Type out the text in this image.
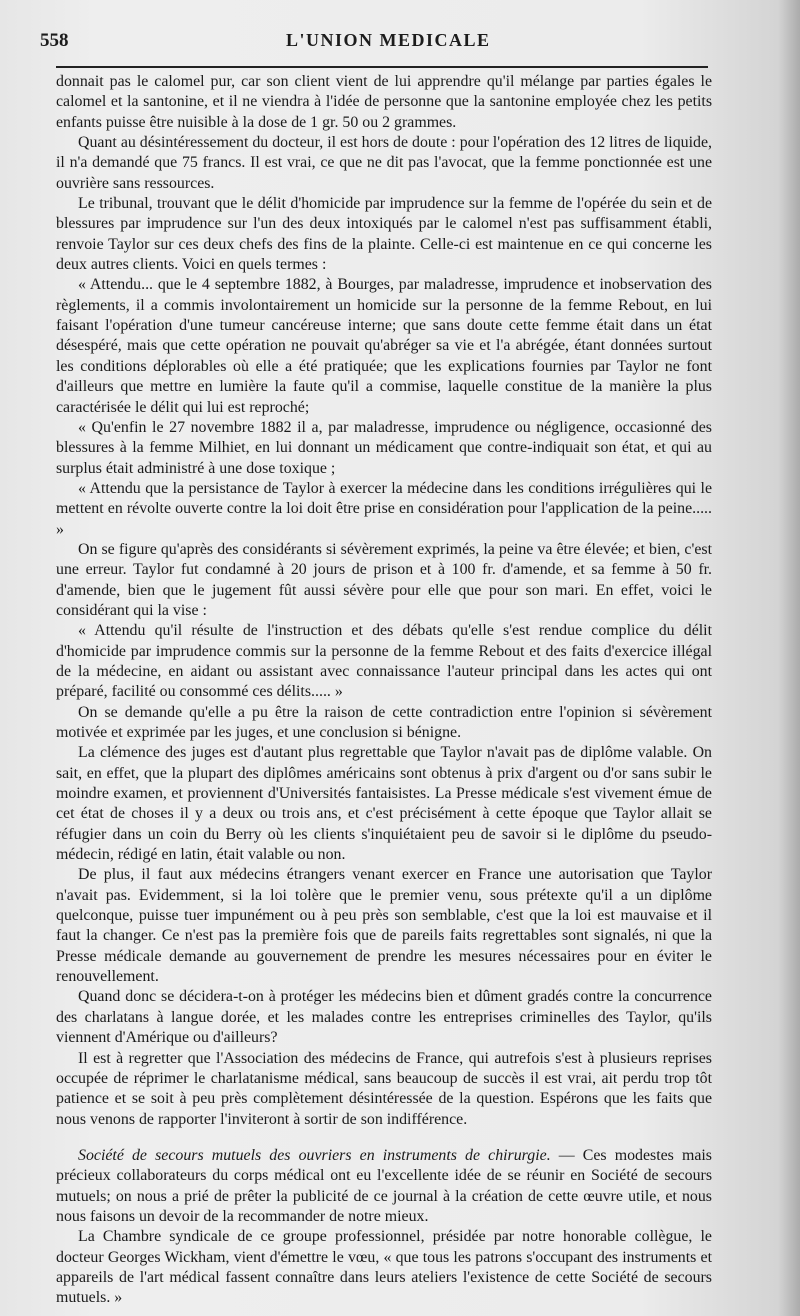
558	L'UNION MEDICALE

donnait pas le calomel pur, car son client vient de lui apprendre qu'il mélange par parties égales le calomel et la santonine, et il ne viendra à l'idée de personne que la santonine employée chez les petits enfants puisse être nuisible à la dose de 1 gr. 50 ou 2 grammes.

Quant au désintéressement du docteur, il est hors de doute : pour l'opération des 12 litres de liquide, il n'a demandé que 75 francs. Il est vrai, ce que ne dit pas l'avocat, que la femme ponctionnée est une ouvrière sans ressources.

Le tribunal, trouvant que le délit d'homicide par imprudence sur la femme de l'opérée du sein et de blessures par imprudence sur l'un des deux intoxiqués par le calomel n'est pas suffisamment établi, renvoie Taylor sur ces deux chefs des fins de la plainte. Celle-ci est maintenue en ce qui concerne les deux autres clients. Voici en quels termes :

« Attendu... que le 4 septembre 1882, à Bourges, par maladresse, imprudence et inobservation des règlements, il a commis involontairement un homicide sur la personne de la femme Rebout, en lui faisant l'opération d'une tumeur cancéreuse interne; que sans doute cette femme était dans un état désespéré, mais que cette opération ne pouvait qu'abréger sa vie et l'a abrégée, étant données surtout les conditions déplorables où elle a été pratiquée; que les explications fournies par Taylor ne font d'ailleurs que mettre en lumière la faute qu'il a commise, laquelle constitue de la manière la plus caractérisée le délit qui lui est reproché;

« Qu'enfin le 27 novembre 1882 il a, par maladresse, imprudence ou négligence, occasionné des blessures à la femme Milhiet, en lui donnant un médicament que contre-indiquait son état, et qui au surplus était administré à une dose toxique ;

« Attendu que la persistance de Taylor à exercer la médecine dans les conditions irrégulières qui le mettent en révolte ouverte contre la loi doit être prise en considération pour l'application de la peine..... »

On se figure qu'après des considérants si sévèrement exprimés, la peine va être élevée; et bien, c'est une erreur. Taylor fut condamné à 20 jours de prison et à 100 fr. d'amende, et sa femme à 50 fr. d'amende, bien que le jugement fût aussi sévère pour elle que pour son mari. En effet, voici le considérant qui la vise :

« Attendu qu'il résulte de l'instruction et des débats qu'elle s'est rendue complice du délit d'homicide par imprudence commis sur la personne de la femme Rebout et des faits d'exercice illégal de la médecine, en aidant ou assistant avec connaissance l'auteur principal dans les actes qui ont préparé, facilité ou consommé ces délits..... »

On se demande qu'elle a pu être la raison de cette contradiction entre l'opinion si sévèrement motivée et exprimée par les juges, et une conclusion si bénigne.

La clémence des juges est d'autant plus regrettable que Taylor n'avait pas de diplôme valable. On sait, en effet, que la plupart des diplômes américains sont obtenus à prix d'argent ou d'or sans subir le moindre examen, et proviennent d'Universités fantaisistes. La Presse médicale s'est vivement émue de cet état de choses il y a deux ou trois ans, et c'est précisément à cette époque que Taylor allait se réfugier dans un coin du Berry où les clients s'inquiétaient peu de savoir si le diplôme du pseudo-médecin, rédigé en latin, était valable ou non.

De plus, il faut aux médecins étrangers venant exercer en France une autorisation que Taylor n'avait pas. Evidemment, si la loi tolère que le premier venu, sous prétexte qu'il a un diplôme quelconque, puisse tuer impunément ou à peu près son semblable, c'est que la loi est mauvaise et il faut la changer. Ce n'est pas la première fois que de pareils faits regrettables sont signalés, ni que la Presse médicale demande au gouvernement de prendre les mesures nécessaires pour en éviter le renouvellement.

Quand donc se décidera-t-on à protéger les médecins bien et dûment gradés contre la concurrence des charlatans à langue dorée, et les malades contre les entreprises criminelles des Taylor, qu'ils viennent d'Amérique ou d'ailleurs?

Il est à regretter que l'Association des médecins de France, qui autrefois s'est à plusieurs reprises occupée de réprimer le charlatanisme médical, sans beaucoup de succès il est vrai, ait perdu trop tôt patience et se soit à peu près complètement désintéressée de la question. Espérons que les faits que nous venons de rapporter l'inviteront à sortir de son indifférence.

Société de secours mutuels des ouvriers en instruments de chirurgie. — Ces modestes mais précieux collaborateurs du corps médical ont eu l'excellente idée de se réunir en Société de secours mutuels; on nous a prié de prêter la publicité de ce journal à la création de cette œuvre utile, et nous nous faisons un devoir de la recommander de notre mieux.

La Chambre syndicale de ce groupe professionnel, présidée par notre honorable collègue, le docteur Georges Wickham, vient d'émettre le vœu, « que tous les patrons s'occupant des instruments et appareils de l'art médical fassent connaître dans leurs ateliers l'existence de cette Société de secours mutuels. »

...

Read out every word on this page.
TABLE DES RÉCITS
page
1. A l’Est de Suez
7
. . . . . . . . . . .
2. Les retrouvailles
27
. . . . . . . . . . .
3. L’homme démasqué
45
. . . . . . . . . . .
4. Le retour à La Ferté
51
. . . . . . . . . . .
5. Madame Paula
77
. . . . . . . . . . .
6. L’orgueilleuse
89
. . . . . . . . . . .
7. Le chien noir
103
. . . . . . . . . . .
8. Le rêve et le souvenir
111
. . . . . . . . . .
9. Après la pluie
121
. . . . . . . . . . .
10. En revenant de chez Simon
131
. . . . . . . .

==

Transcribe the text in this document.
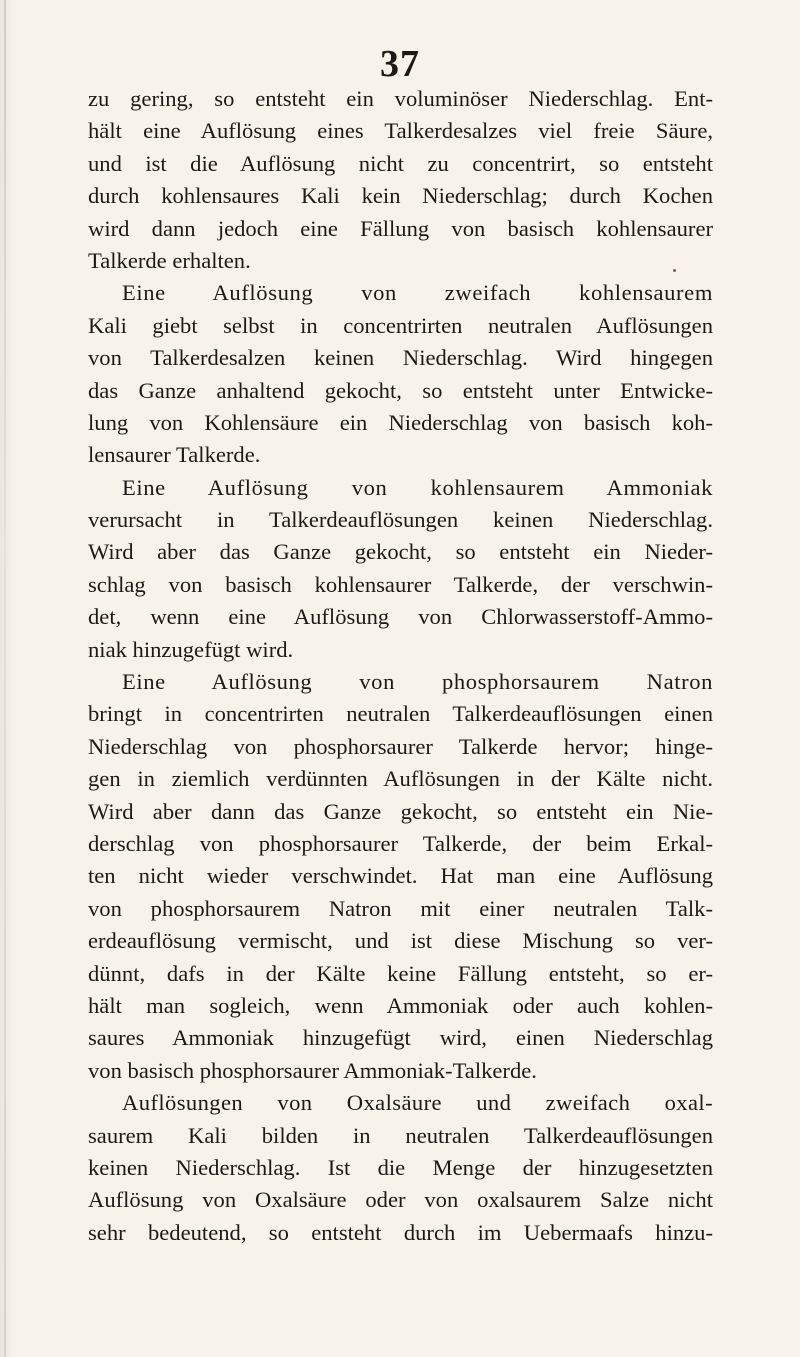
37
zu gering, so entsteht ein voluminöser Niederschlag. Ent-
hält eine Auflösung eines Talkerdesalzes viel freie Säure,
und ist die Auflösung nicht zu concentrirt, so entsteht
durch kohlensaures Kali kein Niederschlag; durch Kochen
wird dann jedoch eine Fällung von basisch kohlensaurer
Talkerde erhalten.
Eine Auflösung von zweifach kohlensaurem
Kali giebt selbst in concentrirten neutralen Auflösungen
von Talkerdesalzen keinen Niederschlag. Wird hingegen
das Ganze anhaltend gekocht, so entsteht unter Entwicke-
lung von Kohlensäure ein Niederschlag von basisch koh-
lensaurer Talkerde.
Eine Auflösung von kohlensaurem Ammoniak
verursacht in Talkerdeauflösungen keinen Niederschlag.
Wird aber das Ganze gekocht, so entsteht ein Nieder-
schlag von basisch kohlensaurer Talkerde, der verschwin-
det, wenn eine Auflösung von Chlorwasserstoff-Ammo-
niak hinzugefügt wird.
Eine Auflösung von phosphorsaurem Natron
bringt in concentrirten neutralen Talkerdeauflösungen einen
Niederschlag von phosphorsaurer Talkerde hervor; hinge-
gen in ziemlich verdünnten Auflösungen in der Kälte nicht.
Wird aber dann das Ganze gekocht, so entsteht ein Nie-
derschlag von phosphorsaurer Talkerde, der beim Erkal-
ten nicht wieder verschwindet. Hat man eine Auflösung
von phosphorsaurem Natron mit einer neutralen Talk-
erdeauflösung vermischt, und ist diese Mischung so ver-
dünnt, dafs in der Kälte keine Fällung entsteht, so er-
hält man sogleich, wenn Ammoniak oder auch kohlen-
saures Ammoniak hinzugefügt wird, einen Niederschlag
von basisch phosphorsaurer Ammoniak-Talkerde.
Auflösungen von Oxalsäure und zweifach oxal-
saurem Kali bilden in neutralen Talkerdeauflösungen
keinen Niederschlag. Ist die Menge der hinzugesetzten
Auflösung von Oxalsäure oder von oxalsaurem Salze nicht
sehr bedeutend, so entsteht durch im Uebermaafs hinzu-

**SET TASK**
Filter the records, keeping only lines that contain "kohlensaurer", and show those lines.

**COMPLETED EXERCISE**
wird dann jedoch eine Fällung von basisch kohlensaurer
schlag von basisch kohlensaurer Talkerde, der verschwin-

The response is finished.